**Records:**

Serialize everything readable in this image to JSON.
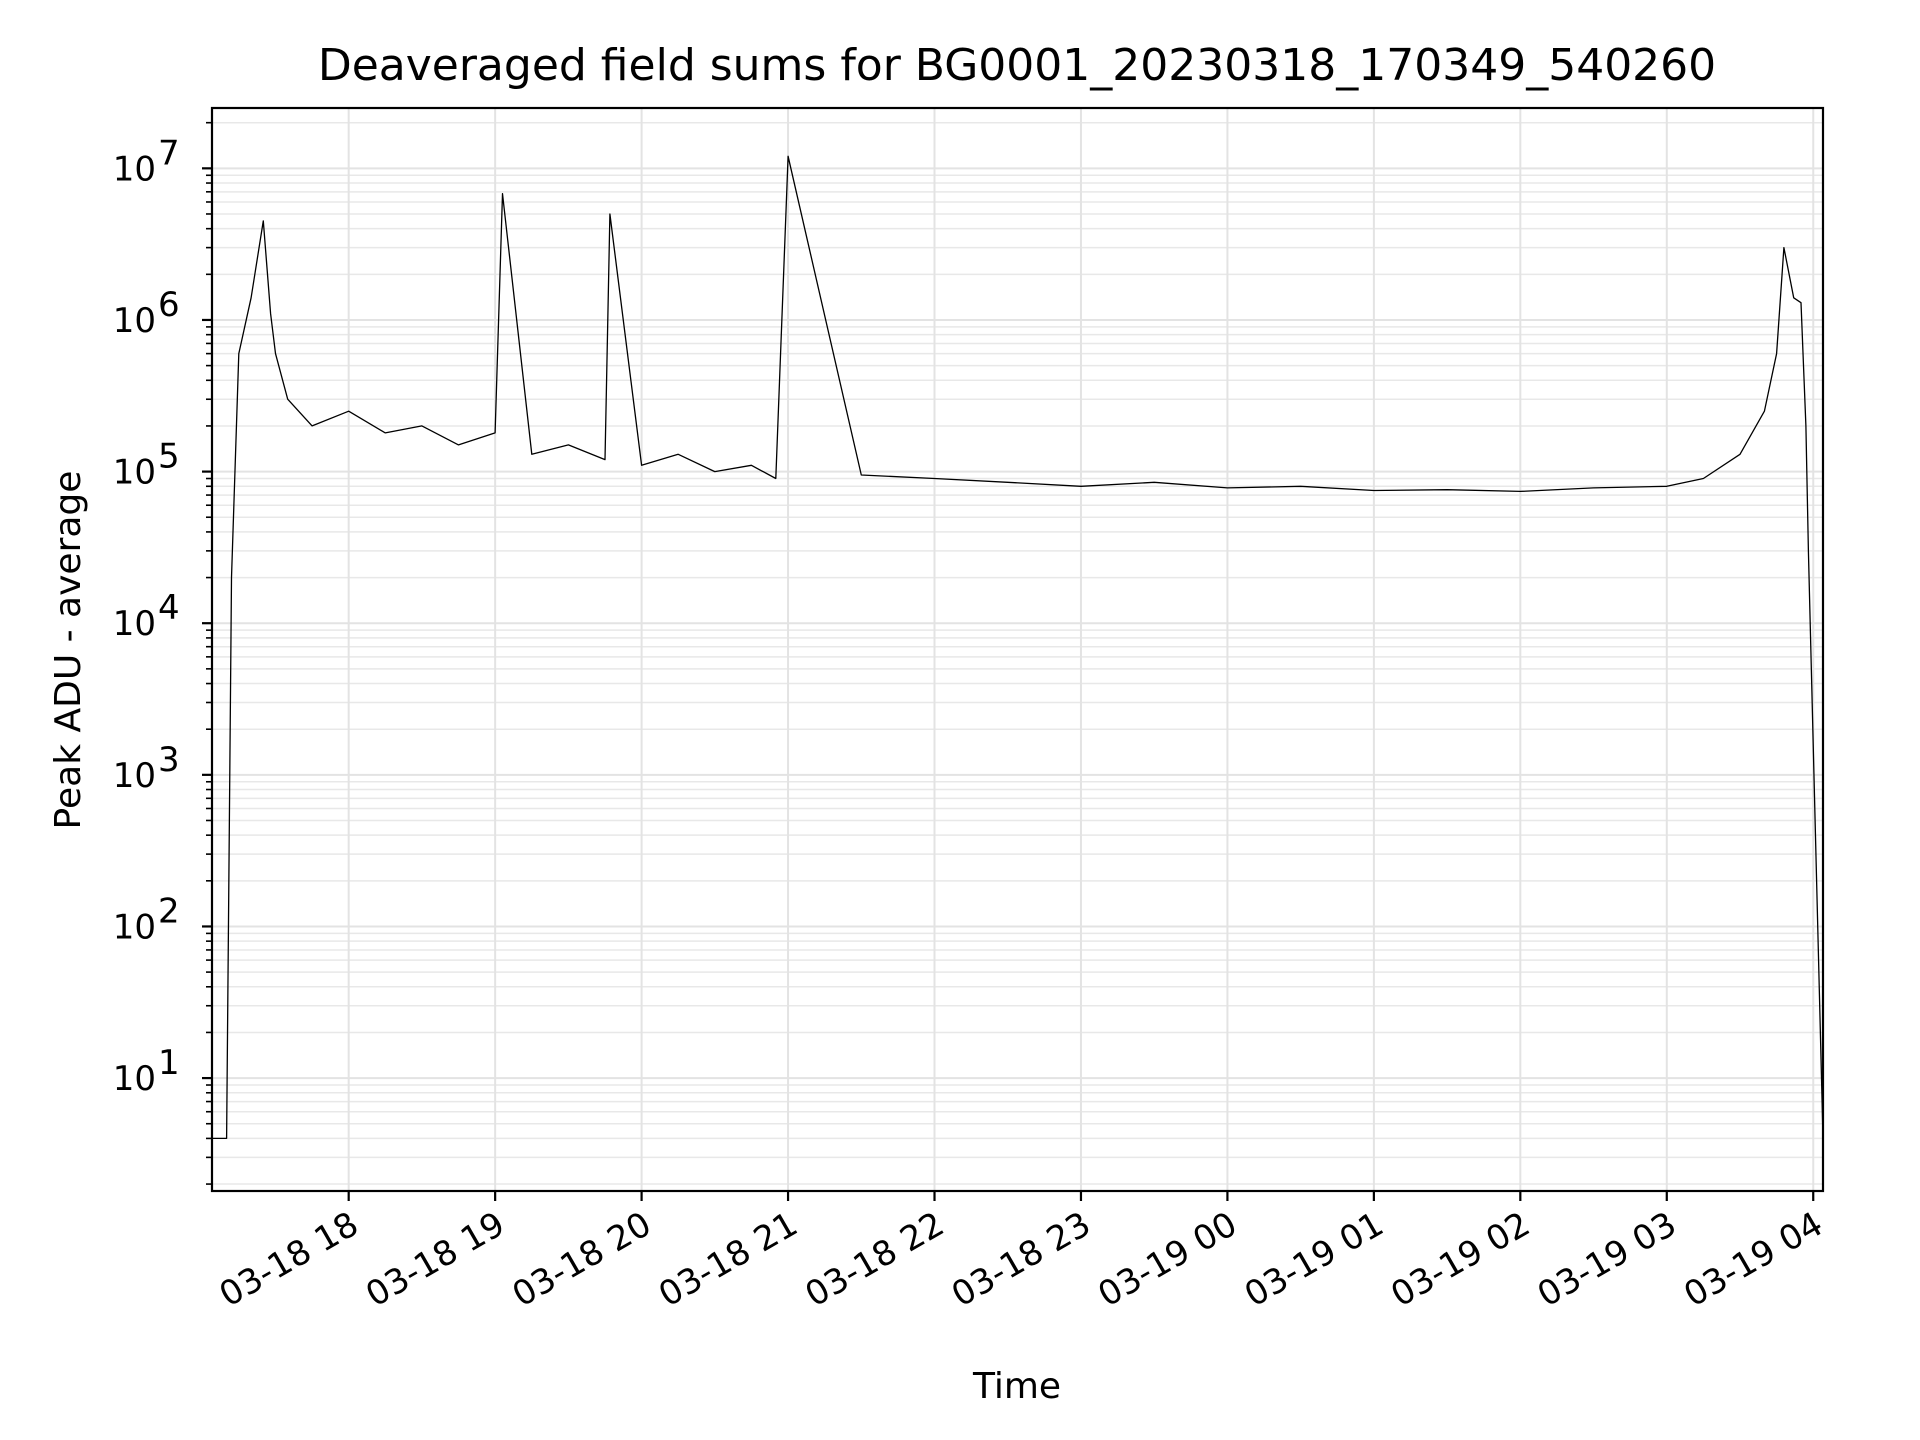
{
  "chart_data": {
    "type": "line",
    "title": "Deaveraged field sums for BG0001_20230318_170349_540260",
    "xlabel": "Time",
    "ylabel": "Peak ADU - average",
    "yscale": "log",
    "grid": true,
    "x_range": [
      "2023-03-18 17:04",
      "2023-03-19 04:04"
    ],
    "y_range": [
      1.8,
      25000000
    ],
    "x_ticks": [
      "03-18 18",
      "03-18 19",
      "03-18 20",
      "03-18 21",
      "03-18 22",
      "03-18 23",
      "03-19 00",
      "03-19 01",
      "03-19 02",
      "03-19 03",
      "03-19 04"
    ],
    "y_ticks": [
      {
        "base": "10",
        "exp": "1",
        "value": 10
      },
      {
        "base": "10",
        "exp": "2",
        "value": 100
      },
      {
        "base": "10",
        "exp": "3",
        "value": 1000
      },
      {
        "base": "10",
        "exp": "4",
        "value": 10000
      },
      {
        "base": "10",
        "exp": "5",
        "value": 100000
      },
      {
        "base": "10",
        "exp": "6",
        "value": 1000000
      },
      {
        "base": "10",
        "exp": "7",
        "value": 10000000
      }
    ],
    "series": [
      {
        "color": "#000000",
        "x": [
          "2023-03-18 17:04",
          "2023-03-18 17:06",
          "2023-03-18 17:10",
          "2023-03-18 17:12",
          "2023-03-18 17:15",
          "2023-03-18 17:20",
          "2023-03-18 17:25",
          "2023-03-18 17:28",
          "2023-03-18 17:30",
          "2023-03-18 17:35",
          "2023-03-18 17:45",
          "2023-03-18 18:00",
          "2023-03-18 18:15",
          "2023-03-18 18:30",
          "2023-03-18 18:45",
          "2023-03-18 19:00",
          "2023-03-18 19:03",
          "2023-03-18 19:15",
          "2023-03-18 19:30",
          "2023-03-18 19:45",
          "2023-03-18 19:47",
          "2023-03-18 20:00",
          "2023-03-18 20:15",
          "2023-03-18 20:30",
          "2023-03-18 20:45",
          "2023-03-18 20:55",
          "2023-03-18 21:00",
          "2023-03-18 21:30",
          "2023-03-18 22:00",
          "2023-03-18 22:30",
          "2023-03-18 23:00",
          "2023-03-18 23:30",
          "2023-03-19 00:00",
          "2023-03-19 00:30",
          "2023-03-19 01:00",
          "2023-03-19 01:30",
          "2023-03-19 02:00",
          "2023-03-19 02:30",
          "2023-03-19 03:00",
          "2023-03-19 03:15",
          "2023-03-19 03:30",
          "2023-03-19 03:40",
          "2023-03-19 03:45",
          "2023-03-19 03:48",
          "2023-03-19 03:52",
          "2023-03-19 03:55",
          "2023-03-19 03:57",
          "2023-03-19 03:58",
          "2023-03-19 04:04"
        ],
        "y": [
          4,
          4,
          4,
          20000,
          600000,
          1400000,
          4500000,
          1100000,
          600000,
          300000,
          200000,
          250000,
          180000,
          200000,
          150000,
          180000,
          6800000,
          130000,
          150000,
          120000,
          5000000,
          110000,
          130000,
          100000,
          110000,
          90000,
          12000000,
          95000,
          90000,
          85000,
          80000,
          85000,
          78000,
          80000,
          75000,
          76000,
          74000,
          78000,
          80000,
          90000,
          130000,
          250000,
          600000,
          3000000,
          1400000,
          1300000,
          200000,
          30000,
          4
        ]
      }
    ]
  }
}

**Exercise:** Return nothing except the number of lines that include the string "value".

**Exercise response:** 7